• **YOUR TASK**
Look through the lines below and extract any with the word "What".

• **DATA ENTRIES**
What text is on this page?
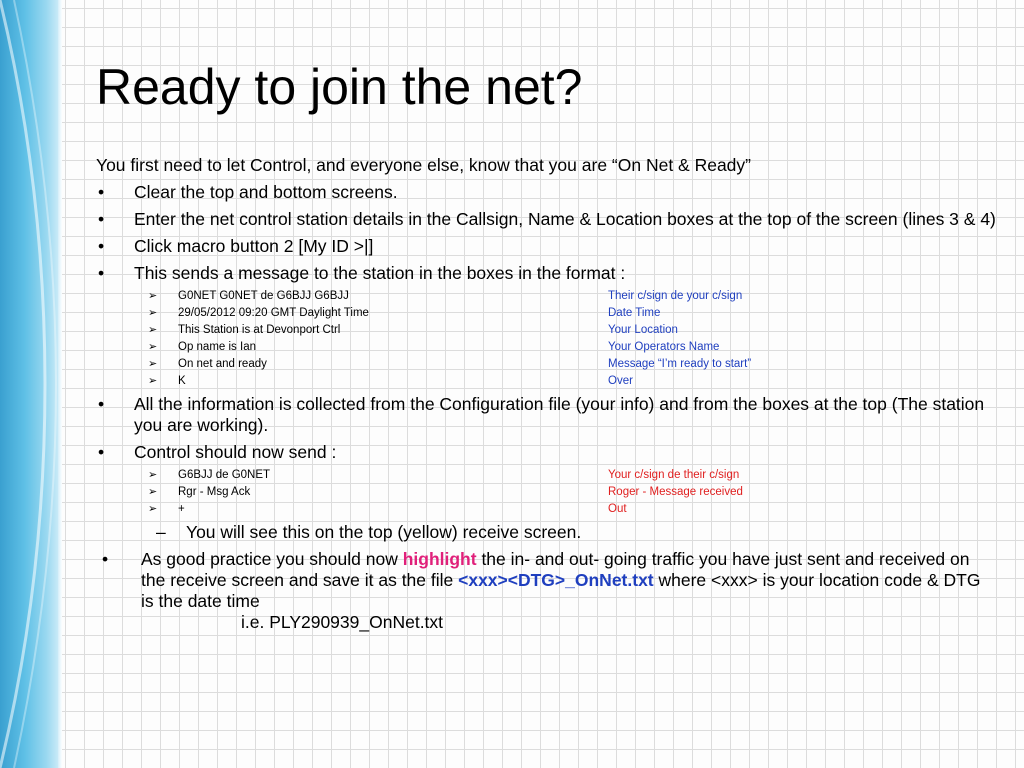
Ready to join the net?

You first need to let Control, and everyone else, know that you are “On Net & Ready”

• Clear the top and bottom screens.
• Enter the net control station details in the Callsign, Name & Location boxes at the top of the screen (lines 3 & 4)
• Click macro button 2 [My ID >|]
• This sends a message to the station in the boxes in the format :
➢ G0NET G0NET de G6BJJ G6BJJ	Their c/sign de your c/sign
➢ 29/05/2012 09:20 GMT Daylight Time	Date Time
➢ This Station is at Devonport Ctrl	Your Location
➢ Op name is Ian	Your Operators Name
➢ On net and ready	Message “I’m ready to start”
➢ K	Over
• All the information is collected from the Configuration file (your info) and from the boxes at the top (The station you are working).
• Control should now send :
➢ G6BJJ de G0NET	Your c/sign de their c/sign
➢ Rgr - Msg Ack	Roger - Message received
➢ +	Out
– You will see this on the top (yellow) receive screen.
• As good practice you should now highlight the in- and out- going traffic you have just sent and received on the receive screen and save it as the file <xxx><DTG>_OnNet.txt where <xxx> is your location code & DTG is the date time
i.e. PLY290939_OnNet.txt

* * *

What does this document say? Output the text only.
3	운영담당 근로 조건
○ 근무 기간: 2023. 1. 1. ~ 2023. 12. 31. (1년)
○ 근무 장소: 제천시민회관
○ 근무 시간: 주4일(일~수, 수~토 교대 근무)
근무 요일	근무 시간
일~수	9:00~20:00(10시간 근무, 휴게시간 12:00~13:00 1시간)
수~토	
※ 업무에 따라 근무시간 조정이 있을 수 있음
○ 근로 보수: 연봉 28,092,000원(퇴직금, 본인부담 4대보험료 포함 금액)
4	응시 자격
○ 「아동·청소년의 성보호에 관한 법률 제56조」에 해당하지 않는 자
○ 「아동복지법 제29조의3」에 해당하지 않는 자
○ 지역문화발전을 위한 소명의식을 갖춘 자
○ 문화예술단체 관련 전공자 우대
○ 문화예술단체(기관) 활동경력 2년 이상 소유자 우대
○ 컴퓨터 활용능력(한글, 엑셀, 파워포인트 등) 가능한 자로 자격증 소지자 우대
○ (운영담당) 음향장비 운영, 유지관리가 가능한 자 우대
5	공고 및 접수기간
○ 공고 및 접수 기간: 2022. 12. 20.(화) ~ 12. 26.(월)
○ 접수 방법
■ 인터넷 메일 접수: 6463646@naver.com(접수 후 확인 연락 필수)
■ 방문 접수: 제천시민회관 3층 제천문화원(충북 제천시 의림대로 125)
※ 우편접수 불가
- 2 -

• **ANSWER**
What text is on this page?
What does this document say? Output the text only.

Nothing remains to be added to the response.